Consistency Guarantees:

  • Eventual consistency for pushed tweets: Due to async fan-out, there’s a small window where a new tweet exists but hasn’t been pushed to all timelines
  • Strong consistency for pulled tweets: Celebrity tweets are fetched directly from DB at read time
  • No duplicate tweets: The timeline service deduplicates by tweet ID during merge
  • No ordering anomalies: Snowflake IDs eliminate clock synchronization issues

Cache Invalidation Strategy:

When a user unfollows someone, their cached timeline retains old tweets from that user until TTL expiry. This is acceptable because:

  1. The user explicitly chose to unfollow
  2. The stale data naturally ages out
  3. Forced cache invalidation would be expensive

For scenarios requiring stronger guarantees (like blocking), use write-through invalidation: when you block a user, explicitly remove their tweets from your timeline cache.

Timeline Service

class TimelineService:
    def __init__(self, cache: RedisCluster, db: Database):
        self.cache = cache
        self.db = db

    async def get_timeline(
        self,
        user_id: int,
        limit: int = 200,
        cursor: str = None
    ) -> TimelineResponse:
        # Try cache first
        cached = await self.cache.get(f"timeline:{user_id}")
        if cached and not cursor:
            return self._parse_cached_timeline(cached)

        # Fetch from multiple sources
        following = await self._get_following(user_id)
        tweets = await self._fetch_tweets(user_id, following, limit, cursor)

        return TimelineResponse(
            tweets=tweets,
            cursor=self._generate_cursor(tweets)

PROBLEMS AND TASKS:
• 1. In the timeline design text, rewrite the paragraph beginning "For scenarios requiring stronger guarantees" more concisely while keeping its main facts.
• 2. From the timeline design text, return the stretch from "tweets = await" through "cursor=self._generate_cursor(tweets)" word for word.

DATA LISTING:
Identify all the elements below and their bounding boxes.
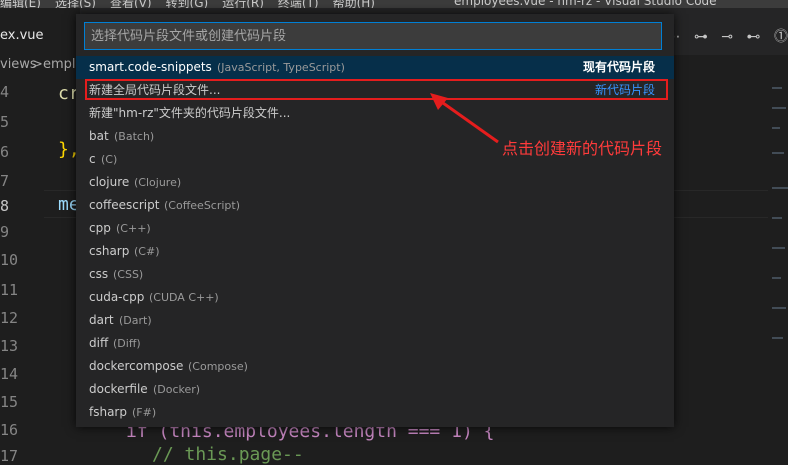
- quick-pick-item-description: (C#): [134, 245, 160, 258]
- annotation-arrow-icon: [430, 93, 499, 144]
- quick-pick-dialog: smart.code-snippets (JavaScript, TypeScri…: [76, 14, 674, 427]
- quick-pick-item-description: (Docker): [153, 383, 201, 396]
- quick-pick-item-description: (C): [101, 153, 118, 166]
- quick-pick-item[interactable]: clojure (Clojure): [76, 171, 674, 194]
- quick-pick-item-label: cpp: [89, 221, 111, 235]
- quick-pick-item[interactable]: cpp (C++): [76, 217, 674, 240]
- quick-pick-item-description: (Dart): [119, 314, 152, 327]
- menu-go[interactable]: 转到(G): [166, 0, 209, 8]
- quick-pick-item-label: cuda-cpp: [89, 290, 145, 304]
- quick-pick-item[interactable]: css (CSS): [76, 263, 674, 286]
- quick-pick-item-description: (Batch): [114, 130, 155, 143]
- menu-terminal[interactable]: 终端(T): [278, 0, 319, 8]
- menu-selection[interactable]: 选择(S): [55, 0, 96, 8]
- quick-pick-item[interactable]: dockercompose (Compose): [76, 355, 674, 378]
- line-number: 7: [0, 172, 10, 190]
- quick-pick-item-label: c: [89, 152, 96, 166]
- quick-pick-item-label: dart: [89, 313, 114, 327]
- menu-run[interactable]: 运行(R): [222, 0, 264, 8]
- quick-pick-item-label: bat: [89, 129, 109, 143]
- quick-pick-item-description: (Diff): [113, 337, 141, 350]
- quick-pick-item-description: (Compose): [188, 360, 248, 373]
- line-number: 15: [0, 393, 19, 411]
- quick-pick-item-label: coffeescript: [89, 198, 160, 212]
- line-number: 13: [0, 337, 19, 355]
- line-number: 10: [0, 251, 19, 269]
- line-number-active: 8: [0, 197, 10, 215]
- tab-employees-vue[interactable]: ex.vue: [0, 8, 80, 55]
- line-number: 17: [0, 447, 19, 465]
- line-number-gutter: 4 5 6 7 8 9 10 11 12 13 14 15 16 17: [0, 77, 44, 465]
- git-compare-icon[interactable]: ⊶: [694, 29, 708, 45]
- quick-pick-item[interactable]: dockerfile (Docker): [76, 378, 674, 401]
- line-number: 14: [0, 365, 19, 383]
- menu-edit[interactable]: 编辑(E): [0, 0, 41, 8]
- quick-pick-item-label: css: [89, 267, 109, 281]
- quick-pick-item-description: (Clojure): [134, 176, 182, 189]
- quick-pick-item-description: (CSS): [113, 268, 144, 281]
- line-number: 5: [0, 113, 10, 131]
- go-back-icon[interactable]: ⊸: [721, 29, 733, 45]
- menu-view[interactable]: 查看(V): [110, 0, 152, 8]
- quick-pick-item[interactable]: 新建"hm-rz"文件夹的代码片段文件...: [76, 102, 674, 125]
- highlight-box: [85, 79, 668, 100]
- line-number: 9: [0, 223, 10, 241]
- quick-pick-item-label: 新建"hm-rz"文件夹的代码片段文件...: [89, 106, 291, 120]
- breadcrumb-separator: >: [32, 57, 43, 72]
- code-comment: // this.page--: [152, 444, 304, 465]
- line-number: 4: [0, 83, 10, 101]
- quick-pick-item-description: (C++): [116, 222, 151, 235]
- quick-pick-item-label: fsharp: [89, 405, 127, 419]
- editor-actions: ⋯ ⊶ ⊸ ⊷ ⓵: [657, 26, 788, 46]
- quick-pick-item-label: dockerfile: [89, 382, 148, 396]
- quick-pick-item[interactable]: fsharp (F#): [76, 401, 674, 424]
- quick-pick-item-selected[interactable]: smart.code-snippets (JavaScript, TypeScri…: [76, 56, 674, 79]
- snippet-search-input[interactable]: [84, 22, 662, 50]
- line-number: 12: [0, 309, 19, 327]
- minimap[interactable]: [768, 77, 788, 460]
- quick-pick-item-label: diff: [89, 336, 109, 350]
- quick-pick-item-group-label: 现有代码片段: [582, 60, 655, 74]
- window-title: employees.vue - hm-rz - Visual Studio Co…: [454, 0, 717, 8]
- quick-pick-item-label: smart.code-snippets: [89, 60, 212, 74]
- quick-pick-item-label: dockercompose: [89, 359, 184, 373]
- tab-label: ex.vue: [0, 28, 44, 43]
- quick-pick-item-label: csharp: [89, 244, 130, 258]
- line-number: 11: [0, 281, 19, 299]
- annotation-text: 点击创建新的代码片段: [502, 139, 663, 158]
- line-number: 16: [0, 421, 19, 439]
- quick-pick-item[interactable]: dart (Dart): [76, 309, 674, 332]
- quick-pick-item-description: (JavaScript, TypeScript): [217, 61, 345, 74]
- quick-pick-item-label: clojure: [89, 175, 130, 189]
- quick-pick-item-description: (CUDA C++): [149, 291, 219, 304]
- quick-pick-item[interactable]: cuda-cpp (CUDA C++): [76, 286, 674, 309]
- open-changes-icon[interactable]: ⓵: [774, 29, 788, 45]
- menu-bar: 编辑(E) 选择(S) 查看(V) 转到(G) 运行(R) 终端(T) 帮助(H) empl…: [0, 0, 788, 8]
- line-number: 6: [0, 143, 10, 161]
- menu-help[interactable]: 帮助(H): [333, 0, 375, 8]
- quick-pick-item[interactable]: diff (Diff): [76, 332, 674, 355]
- quick-pick-item[interactable]: coffeescript (CoffeeScript): [76, 194, 674, 217]
- quick-pick-item[interactable]: csharp (C#): [76, 240, 674, 263]
- go-forward-icon[interactable]: ⊷: [747, 29, 761, 45]
- quick-pick-item-description: (F#): [132, 406, 157, 419]
- quick-pick-item-description: (CoffeeScript): [164, 199, 241, 212]
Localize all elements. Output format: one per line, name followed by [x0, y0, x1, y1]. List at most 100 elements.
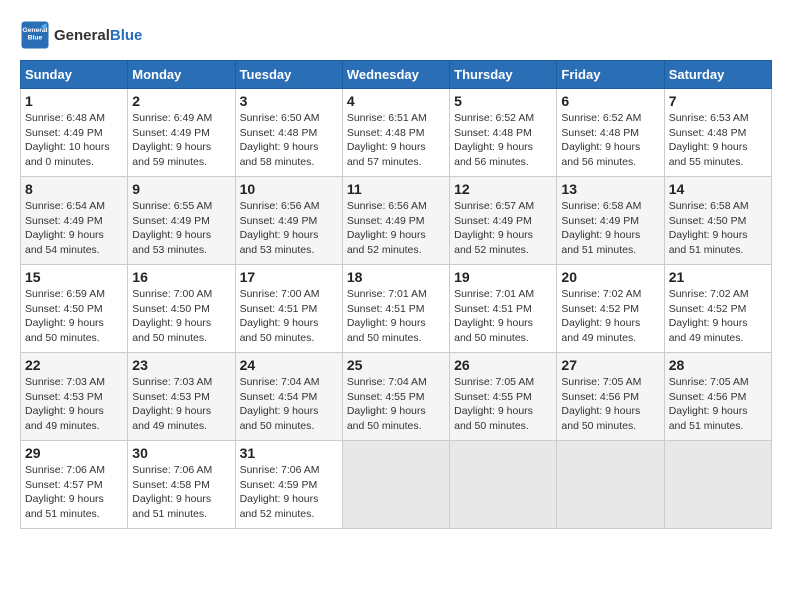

ANSWERS TO THE TASKS:
• 1. Cases needing stronger guarantees, such as blocking, call for write-through invalidation: blocking a user explicitly removes that user's tweets from your timeline cache.

• 2.
tweets = await self._fetch_tweets(user_id, following, limit, cursor)

        return TimelineResponse(
            tweets=tweets,
            cursor=self._generate_cursor(tweets)